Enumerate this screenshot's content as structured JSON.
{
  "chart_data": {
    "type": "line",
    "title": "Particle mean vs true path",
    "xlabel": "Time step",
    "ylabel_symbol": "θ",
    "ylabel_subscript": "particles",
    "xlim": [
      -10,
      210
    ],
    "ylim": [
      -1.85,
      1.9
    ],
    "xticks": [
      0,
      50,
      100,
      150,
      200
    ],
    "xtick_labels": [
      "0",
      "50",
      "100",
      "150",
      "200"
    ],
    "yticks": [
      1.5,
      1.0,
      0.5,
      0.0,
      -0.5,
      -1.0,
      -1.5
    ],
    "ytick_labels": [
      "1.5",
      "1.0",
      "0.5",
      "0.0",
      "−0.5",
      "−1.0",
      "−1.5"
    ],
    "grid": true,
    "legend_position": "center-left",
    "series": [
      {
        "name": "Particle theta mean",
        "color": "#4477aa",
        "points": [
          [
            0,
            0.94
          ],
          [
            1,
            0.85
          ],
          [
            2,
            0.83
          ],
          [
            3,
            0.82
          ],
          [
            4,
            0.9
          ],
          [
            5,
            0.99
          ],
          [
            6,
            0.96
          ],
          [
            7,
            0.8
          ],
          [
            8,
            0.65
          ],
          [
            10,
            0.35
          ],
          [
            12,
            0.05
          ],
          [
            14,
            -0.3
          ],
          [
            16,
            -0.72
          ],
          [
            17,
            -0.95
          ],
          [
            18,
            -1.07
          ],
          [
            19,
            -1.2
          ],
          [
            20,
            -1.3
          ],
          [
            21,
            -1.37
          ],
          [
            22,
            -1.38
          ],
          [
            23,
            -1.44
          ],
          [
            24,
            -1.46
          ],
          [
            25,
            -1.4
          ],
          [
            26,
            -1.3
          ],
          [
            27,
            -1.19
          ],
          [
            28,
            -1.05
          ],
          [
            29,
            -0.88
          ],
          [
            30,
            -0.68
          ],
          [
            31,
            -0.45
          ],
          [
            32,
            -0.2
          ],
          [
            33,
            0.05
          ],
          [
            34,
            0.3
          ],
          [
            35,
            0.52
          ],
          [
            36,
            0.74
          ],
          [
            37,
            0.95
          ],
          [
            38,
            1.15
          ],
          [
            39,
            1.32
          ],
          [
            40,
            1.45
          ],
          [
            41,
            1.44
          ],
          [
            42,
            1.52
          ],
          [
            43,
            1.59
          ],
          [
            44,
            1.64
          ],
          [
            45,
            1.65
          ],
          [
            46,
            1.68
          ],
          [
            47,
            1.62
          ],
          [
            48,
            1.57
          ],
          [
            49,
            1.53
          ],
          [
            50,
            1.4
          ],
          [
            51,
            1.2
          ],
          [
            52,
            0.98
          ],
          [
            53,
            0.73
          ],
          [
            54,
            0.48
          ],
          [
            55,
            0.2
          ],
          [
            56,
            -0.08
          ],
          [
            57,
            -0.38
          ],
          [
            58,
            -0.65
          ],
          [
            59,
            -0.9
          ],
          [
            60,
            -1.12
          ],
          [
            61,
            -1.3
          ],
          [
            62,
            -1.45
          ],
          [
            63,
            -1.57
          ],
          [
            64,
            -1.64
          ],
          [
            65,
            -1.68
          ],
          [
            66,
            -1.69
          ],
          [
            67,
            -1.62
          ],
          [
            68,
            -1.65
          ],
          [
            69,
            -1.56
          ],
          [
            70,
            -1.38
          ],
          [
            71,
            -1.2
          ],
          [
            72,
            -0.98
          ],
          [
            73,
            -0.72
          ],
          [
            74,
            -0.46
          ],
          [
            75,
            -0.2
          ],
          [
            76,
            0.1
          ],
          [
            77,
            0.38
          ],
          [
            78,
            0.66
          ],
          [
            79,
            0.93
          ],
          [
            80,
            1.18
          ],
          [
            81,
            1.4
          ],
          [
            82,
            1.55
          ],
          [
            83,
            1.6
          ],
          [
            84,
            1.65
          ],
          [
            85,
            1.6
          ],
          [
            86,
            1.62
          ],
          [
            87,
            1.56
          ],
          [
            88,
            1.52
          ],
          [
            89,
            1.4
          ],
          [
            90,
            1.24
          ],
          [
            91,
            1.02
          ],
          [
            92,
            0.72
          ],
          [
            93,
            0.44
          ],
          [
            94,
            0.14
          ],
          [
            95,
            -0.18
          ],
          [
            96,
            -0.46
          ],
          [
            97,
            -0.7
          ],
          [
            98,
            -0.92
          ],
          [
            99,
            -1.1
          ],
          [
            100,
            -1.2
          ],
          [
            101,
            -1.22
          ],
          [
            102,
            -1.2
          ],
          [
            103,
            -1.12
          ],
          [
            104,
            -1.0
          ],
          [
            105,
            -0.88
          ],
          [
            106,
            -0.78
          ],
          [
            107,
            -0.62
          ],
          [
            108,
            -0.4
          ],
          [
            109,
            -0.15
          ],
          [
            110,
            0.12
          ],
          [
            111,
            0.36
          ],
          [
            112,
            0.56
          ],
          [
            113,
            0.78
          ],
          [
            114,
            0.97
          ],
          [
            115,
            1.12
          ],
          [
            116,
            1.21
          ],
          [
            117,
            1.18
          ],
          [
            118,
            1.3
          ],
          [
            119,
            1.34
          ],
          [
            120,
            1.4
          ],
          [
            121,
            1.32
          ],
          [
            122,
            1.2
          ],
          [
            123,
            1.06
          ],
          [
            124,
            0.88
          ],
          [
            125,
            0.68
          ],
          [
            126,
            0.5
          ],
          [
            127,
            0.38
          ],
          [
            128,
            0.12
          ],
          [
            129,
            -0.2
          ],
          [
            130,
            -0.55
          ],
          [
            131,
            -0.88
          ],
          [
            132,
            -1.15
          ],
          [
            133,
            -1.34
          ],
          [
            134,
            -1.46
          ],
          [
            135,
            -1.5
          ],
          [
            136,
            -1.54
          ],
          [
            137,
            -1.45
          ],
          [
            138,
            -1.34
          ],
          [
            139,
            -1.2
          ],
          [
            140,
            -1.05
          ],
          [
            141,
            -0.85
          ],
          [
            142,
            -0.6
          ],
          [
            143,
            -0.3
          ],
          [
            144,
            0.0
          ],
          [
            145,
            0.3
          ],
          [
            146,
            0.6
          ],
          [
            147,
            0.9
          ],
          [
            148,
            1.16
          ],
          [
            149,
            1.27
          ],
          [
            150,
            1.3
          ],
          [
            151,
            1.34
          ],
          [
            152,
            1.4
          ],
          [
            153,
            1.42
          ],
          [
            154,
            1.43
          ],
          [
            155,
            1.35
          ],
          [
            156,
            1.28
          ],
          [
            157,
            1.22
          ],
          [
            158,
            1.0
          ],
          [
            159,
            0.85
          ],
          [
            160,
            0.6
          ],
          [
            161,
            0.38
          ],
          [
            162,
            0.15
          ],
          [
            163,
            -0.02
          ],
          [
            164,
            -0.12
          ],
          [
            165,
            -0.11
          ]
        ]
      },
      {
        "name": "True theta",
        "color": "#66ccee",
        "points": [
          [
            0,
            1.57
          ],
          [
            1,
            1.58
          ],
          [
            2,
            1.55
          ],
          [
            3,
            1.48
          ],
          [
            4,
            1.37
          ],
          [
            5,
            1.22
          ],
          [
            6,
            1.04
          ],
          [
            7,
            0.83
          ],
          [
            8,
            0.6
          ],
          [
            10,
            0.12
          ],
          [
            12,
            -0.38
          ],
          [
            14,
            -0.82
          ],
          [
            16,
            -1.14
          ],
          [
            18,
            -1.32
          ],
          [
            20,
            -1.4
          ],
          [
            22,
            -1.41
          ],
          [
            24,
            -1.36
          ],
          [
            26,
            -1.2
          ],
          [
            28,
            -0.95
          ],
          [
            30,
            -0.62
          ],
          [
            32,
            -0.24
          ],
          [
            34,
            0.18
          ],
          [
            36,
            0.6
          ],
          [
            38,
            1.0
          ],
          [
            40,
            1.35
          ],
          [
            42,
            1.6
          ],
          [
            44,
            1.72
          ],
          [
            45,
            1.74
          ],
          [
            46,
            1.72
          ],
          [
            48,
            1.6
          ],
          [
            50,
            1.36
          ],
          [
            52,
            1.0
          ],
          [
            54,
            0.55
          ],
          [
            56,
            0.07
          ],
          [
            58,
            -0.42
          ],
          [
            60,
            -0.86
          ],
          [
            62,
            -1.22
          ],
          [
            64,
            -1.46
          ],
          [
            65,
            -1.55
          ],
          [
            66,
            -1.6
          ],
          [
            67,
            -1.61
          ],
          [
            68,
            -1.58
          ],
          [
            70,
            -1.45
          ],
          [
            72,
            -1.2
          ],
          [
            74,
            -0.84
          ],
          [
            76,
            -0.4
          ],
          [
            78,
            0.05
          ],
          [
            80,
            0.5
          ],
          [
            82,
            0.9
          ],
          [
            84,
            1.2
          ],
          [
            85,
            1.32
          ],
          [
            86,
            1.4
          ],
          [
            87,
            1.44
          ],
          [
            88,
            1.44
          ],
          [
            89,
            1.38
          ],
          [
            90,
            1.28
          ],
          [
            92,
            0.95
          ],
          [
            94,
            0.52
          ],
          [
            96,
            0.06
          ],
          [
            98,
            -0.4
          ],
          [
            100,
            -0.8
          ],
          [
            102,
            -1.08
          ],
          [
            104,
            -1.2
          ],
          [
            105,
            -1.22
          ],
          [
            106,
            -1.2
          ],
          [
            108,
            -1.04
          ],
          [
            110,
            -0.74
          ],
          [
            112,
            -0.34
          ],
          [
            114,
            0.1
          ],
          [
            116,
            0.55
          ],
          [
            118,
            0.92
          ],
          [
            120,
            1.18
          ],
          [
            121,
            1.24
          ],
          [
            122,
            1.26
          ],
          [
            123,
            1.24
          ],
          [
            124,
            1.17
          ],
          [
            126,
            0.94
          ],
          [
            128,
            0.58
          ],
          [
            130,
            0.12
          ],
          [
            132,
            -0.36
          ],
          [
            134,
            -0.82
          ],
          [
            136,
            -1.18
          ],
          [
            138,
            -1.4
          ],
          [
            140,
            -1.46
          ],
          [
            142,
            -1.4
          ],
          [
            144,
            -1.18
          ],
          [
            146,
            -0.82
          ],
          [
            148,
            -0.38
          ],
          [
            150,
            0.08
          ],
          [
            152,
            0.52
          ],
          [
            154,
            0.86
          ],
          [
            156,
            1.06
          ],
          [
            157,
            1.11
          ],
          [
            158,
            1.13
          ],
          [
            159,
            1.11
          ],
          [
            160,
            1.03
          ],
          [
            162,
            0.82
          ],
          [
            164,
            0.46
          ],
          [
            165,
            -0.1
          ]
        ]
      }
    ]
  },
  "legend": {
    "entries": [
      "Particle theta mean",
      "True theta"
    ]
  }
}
* * * * * * * * *
▶ **Work to complete**
Gather every line from the listing above in which "name" appears, and copy those lines.

▶ **In response**
        "name": "Particle theta mean",
        "name": "True theta",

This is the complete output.